Task brief - Restate the entire listing word for word.
- - - - -
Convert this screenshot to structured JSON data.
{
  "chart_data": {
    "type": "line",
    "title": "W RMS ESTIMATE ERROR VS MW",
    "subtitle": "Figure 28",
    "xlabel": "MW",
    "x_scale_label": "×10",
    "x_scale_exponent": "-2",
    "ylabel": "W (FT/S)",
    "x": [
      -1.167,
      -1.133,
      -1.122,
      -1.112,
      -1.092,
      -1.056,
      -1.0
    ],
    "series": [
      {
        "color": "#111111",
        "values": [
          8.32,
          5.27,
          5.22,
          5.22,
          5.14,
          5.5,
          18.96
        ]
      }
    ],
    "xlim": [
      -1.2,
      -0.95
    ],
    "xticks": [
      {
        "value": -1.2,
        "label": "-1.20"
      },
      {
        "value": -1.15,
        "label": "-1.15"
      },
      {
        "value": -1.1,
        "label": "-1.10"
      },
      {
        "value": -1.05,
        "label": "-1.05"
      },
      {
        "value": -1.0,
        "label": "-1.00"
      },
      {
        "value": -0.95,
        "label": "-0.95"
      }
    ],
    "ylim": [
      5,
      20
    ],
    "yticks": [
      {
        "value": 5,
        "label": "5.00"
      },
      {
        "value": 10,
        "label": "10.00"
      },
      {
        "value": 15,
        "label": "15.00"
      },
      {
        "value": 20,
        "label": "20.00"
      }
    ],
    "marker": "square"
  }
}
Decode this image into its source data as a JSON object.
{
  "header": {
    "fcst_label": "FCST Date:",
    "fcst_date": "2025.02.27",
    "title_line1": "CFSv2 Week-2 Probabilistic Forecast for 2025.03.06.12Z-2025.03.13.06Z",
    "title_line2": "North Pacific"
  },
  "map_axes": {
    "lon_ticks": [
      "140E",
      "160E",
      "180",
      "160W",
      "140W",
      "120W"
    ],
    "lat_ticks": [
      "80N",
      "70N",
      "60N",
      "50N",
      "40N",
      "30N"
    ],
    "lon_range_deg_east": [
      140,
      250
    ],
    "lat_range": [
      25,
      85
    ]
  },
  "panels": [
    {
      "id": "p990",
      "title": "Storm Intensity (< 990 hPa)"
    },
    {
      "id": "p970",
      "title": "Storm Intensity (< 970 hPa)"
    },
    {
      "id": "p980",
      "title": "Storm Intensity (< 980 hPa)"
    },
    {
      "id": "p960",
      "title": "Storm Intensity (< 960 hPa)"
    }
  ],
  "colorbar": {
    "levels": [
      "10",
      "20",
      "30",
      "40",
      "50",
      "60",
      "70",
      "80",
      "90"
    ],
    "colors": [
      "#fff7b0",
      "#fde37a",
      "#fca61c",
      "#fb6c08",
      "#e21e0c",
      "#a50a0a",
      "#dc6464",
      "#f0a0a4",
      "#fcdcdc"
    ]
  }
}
- - - - -
Response -
Convert this screenshot to structured JSON data.
{
  "chart_data": {
    "type": "line",
    "title": "W RMS ESTIMATE ERROR VS MW",
    "subtitle": "Figure 28",
    "xlabel": "MW",
    "x_scale_label": "×10",
    "x_scale_exponent": "-2",
    "ylabel": "W (FT/S)",
    "x": [
      -1.167,
      -1.133,
      -1.122,
      -1.112,
      -1.092,
      -1.056,
      -1.0
    ],
    "series": [
      {
        "color": "#111111",
        "values": [
          8.32,
          5.27,
          5.22,
          5.22,
          5.14,
          5.5,
          18.96
        ]
      }
    ],
    "xlim": [
      -1.2,
      -0.95
    ],
    "xticks": [
      {
        "value": -1.2,
        "label": "-1.20"
      },
      {
        "value": -1.15,
        "label": "-1.15"
      },
      {
        "value": -1.1,
        "label": "-1.10"
      },
      {
        "value": -1.05,
        "label": "-1.05"
      },
      {
        "value": -1.0,
        "label": "-1.00"
      },
      {
        "value": -0.95,
        "label": "-0.95"
      }
    ],
    "ylim": [
      5,
      20
    ],
    "yticks": [
      {
        "value": 5,
        "label": "5.00"
      },
      {
        "value": 10,
        "label": "10.00"
      },
      {
        "value": 15,
        "label": "15.00"
      },
      {
        "value": 20,
        "label": "20.00"
      }
    ],
    "marker": "square"
  }
}
Decode this image into its source data as a JSON object.
{
  "header": {
    "fcst_label": "FCST Date:",
    "fcst_date": "2025.02.27",
    "title_line1": "CFSv2 Week-2 Probabilistic Forecast for 2025.03.06.12Z-2025.03.13.06Z",
    "title_line2": "North Pacific"
  },
  "map_axes": {
    "lon_ticks": [
      "140E",
      "160E",
      "180",
      "160W",
      "140W",
      "120W"
    ],
    "lat_ticks": [
      "80N",
      "70N",
      "60N",
      "50N",
      "40N",
      "30N"
    ],
    "lon_range_deg_east": [
      140,
      250
    ],
    "lat_range": [
      25,
      85
    ]
  },
  "panels": [
    {
      "id": "p990",
      "title": "Storm Intensity (< 990 hPa)"
    },
    {
      "id": "p970",
      "title": "Storm Intensity (< 970 hPa)"
    },
    {
      "id": "p980",
      "title": "Storm Intensity (< 980 hPa)"
    },
    {
      "id": "p960",
      "title": "Storm Intensity (< 960 hPa)"
    }
  ],
  "colorbar": {
    "levels": [
      "10",
      "20",
      "30",
      "40",
      "50",
      "60",
      "70",
      "80",
      "90"
    ],
    "colors": [
      "#fff7b0",
      "#fde37a",
      "#fca61c",
      "#fb6c08",
      "#e21e0c",
      "#a50a0a",
      "#dc6464",
      "#f0a0a4",
      "#fcdcdc"
    ]
  }
}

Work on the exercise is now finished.